__DIRECTION__: Write out all entries word for word.

__STORED DATA__:
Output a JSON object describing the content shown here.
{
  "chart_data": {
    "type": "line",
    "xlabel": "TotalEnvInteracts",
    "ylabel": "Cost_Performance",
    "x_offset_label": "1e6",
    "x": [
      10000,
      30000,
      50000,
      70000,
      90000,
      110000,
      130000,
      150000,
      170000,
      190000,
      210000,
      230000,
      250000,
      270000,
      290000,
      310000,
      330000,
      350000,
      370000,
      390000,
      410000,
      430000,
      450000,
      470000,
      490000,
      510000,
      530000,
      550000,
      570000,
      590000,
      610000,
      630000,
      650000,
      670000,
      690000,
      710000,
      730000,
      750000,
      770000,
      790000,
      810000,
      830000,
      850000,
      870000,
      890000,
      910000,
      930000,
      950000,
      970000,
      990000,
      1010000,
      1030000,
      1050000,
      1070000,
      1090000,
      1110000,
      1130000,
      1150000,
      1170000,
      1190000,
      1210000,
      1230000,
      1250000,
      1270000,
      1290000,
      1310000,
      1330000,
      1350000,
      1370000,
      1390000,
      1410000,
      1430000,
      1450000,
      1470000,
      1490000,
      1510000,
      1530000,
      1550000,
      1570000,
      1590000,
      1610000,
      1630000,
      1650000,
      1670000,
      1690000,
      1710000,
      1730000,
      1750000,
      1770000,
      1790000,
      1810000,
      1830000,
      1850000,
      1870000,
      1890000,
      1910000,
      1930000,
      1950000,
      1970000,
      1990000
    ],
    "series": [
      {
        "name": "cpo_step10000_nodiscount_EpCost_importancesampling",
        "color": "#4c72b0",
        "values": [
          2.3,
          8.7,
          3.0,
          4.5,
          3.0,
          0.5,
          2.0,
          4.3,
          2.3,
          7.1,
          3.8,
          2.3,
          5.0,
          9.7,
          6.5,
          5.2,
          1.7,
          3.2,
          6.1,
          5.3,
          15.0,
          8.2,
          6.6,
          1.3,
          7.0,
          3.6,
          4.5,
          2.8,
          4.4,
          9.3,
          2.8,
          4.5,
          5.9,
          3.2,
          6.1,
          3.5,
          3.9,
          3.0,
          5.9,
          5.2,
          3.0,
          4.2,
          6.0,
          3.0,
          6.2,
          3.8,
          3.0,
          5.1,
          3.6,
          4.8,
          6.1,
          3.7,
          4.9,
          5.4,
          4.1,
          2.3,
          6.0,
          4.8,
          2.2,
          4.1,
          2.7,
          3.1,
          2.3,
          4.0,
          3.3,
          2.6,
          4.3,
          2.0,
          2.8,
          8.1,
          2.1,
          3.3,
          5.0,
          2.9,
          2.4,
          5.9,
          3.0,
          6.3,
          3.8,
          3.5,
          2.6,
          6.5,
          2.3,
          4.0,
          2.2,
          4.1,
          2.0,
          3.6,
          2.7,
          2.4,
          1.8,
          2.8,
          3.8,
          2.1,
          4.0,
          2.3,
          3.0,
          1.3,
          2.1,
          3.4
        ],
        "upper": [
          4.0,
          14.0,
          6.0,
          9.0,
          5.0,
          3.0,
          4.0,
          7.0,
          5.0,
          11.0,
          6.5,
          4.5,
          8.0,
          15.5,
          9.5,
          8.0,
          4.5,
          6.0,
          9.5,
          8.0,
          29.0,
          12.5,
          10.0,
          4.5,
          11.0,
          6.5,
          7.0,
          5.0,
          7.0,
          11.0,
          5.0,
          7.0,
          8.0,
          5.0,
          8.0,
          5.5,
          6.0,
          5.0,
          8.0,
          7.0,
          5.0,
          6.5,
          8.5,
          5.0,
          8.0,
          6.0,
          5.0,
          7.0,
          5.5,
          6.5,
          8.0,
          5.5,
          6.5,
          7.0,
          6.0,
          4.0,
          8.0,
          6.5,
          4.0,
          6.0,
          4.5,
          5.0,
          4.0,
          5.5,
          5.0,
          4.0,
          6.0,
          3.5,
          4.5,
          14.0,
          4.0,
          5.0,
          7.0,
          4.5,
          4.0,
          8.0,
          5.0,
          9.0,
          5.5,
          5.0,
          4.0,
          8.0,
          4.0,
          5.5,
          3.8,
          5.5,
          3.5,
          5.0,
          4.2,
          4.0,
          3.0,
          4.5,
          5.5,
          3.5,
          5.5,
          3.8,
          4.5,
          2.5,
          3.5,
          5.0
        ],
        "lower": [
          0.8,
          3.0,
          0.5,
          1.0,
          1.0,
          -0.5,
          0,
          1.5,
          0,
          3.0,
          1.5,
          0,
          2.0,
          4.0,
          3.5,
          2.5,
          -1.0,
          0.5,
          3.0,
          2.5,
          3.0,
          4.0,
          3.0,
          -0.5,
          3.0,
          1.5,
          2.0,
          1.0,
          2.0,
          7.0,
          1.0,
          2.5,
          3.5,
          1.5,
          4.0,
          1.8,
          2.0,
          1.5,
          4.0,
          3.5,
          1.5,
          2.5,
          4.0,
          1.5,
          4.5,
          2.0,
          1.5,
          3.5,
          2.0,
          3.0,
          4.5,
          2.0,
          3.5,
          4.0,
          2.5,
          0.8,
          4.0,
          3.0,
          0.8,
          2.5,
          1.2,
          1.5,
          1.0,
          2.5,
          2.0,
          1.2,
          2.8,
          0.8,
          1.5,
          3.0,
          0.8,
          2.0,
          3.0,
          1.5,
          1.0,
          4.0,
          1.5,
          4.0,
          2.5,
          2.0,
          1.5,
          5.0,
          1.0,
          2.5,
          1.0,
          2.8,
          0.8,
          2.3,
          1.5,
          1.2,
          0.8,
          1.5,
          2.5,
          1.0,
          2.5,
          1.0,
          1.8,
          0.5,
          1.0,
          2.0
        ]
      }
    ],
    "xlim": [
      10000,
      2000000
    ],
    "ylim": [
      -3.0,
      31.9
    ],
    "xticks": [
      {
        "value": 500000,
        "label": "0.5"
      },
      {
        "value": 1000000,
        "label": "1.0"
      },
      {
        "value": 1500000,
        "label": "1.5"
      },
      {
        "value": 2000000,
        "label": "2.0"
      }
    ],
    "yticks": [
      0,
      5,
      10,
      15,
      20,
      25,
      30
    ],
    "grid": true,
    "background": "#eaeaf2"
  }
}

__COMPLETE ANSWER__:
Output a JSON object describing the content shown here.
{
  "chart_data": {
    "type": "line",
    "xlabel": "TotalEnvInteracts",
    "ylabel": "Cost_Performance",
    "x_offset_label": "1e6",
    "x": [
      10000,
      30000,
      50000,
      70000,
      90000,
      110000,
      130000,
      150000,
      170000,
      190000,
      210000,
      230000,
      250000,
      270000,
      290000,
      310000,
      330000,
      350000,
      370000,
      390000,
      410000,
      430000,
      450000,
      470000,
      490000,
      510000,
      530000,
      550000,
      570000,
      590000,
      610000,
      630000,
      650000,
      670000,
      690000,
      710000,
      730000,
      750000,
      770000,
      790000,
      810000,
      830000,
      850000,
      870000,
      890000,
      910000,
      930000,
      950000,
      970000,
      990000,
      1010000,
      1030000,
      1050000,
      1070000,
      1090000,
      1110000,
      1130000,
      1150000,
      1170000,
      1190000,
      1210000,
      1230000,
      1250000,
      1270000,
      1290000,
      1310000,
      1330000,
      1350000,
      1370000,
      1390000,
      1410000,
      1430000,
      1450000,
      1470000,
      1490000,
      1510000,
      1530000,
      1550000,
      1570000,
      1590000,
      1610000,
      1630000,
      1650000,
      1670000,
      1690000,
      1710000,
      1730000,
      1750000,
      1770000,
      1790000,
      1810000,
      1830000,
      1850000,
      1870000,
      1890000,
      1910000,
      1930000,
      1950000,
      1970000,
      1990000
    ],
    "series": [
      {
        "name": "cpo_step10000_nodiscount_EpCost_importancesampling",
        "color": "#4c72b0",
        "values": [
          2.3,
          8.7,
          3.0,
          4.5,
          3.0,
          0.5,
          2.0,
          4.3,
          2.3,
          7.1,
          3.8,
          2.3,
          5.0,
          9.7,
          6.5,
          5.2,
          1.7,
          3.2,
          6.1,
          5.3,
          15.0,
          8.2,
          6.6,
          1.3,
          7.0,
          3.6,
          4.5,
          2.8,
          4.4,
          9.3,
          2.8,
          4.5,
          5.9,
          3.2,
          6.1,
          3.5,
          3.9,
          3.0,
          5.9,
          5.2,
          3.0,
          4.2,
          6.0,
          3.0,
          6.2,
          3.8,
          3.0,
          5.1,
          3.6,
          4.8,
          6.1,
          3.7,
          4.9,
          5.4,
          4.1,
          2.3,
          6.0,
          4.8,
          2.2,
          4.1,
          2.7,
          3.1,
          2.3,
          4.0,
          3.3,
          2.6,
          4.3,
          2.0,
          2.8,
          8.1,
          2.1,
          3.3,
          5.0,
          2.9,
          2.4,
          5.9,
          3.0,
          6.3,
          3.8,
          3.5,
          2.6,
          6.5,
          2.3,
          4.0,
          2.2,
          4.1,
          2.0,
          3.6,
          2.7,
          2.4,
          1.8,
          2.8,
          3.8,
          2.1,
          4.0,
          2.3,
          3.0,
          1.3,
          2.1,
          3.4
        ],
        "upper": [
          4.0,
          14.0,
          6.0,
          9.0,
          5.0,
          3.0,
          4.0,
          7.0,
          5.0,
          11.0,
          6.5,
          4.5,
          8.0,
          15.5,
          9.5,
          8.0,
          4.5,
          6.0,
          9.5,
          8.0,
          29.0,
          12.5,
          10.0,
          4.5,
          11.0,
          6.5,
          7.0,
          5.0,
          7.0,
          11.0,
          5.0,
          7.0,
          8.0,
          5.0,
          8.0,
          5.5,
          6.0,
          5.0,
          8.0,
          7.0,
          5.0,
          6.5,
          8.5,
          5.0,
          8.0,
          6.0,
          5.0,
          7.0,
          5.5,
          6.5,
          8.0,
          5.5,
          6.5,
          7.0,
          6.0,
          4.0,
          8.0,
          6.5,
          4.0,
          6.0,
          4.5,
          5.0,
          4.0,
          5.5,
          5.0,
          4.0,
          6.0,
          3.5,
          4.5,
          14.0,
          4.0,
          5.0,
          7.0,
          4.5,
          4.0,
          8.0,
          5.0,
          9.0,
          5.5,
          5.0,
          4.0,
          8.0,
          4.0,
          5.5,
          3.8,
          5.5,
          3.5,
          5.0,
          4.2,
          4.0,
          3.0,
          4.5,
          5.5,
          3.5,
          5.5,
          3.8,
          4.5,
          2.5,
          3.5,
          5.0
        ],
        "lower": [
          0.8,
          3.0,
          0.5,
          1.0,
          1.0,
          -0.5,
          0,
          1.5,
          0,
          3.0,
          1.5,
          0,
          2.0,
          4.0,
          3.5,
          2.5,
          -1.0,
          0.5,
          3.0,
          2.5,
          3.0,
          4.0,
          3.0,
          -0.5,
          3.0,
          1.5,
          2.0,
          1.0,
          2.0,
          7.0,
          1.0,
          2.5,
          3.5,
          1.5,
          4.0,
          1.8,
          2.0,
          1.5,
          4.0,
          3.5,
          1.5,
          2.5,
          4.0,
          1.5,
          4.5,
          2.0,
          1.5,
          3.5,
          2.0,
          3.0,
          4.5,
          2.0,
          3.5,
          4.0,
          2.5,
          0.8,
          4.0,
          3.0,
          0.8,
          2.5,
          1.2,
          1.5,
          1.0,
          2.5,
          2.0,
          1.2,
          2.8,
          0.8,
          1.5,
          3.0,
          0.8,
          2.0,
          3.0,
          1.5,
          1.0,
          4.0,
          1.5,
          4.0,
          2.5,
          2.0,
          1.5,
          5.0,
          1.0,
          2.5,
          1.0,
          2.8,
          0.8,
          2.3,
          1.5,
          1.2,
          0.8,
          1.5,
          2.5,
          1.0,
          2.5,
          1.0,
          1.8,
          0.5,
          1.0,
          2.0
        ]
      }
    ],
    "xlim": [
      10000,
      2000000
    ],
    "ylim": [
      -3.0,
      31.9
    ],
    "xticks": [
      {
        "value": 500000,
        "label": "0.5"
      },
      {
        "value": 1000000,
        "label": "1.0"
      },
      {
        "value": 1500000,
        "label": "1.5"
      },
      {
        "value": 2000000,
        "label": "2.0"
      }
    ],
    "yticks": [
      0,
      5,
      10,
      15,
      20,
      25,
      30
    ],
    "grid": true,
    "background": "#eaeaf2"
  }
}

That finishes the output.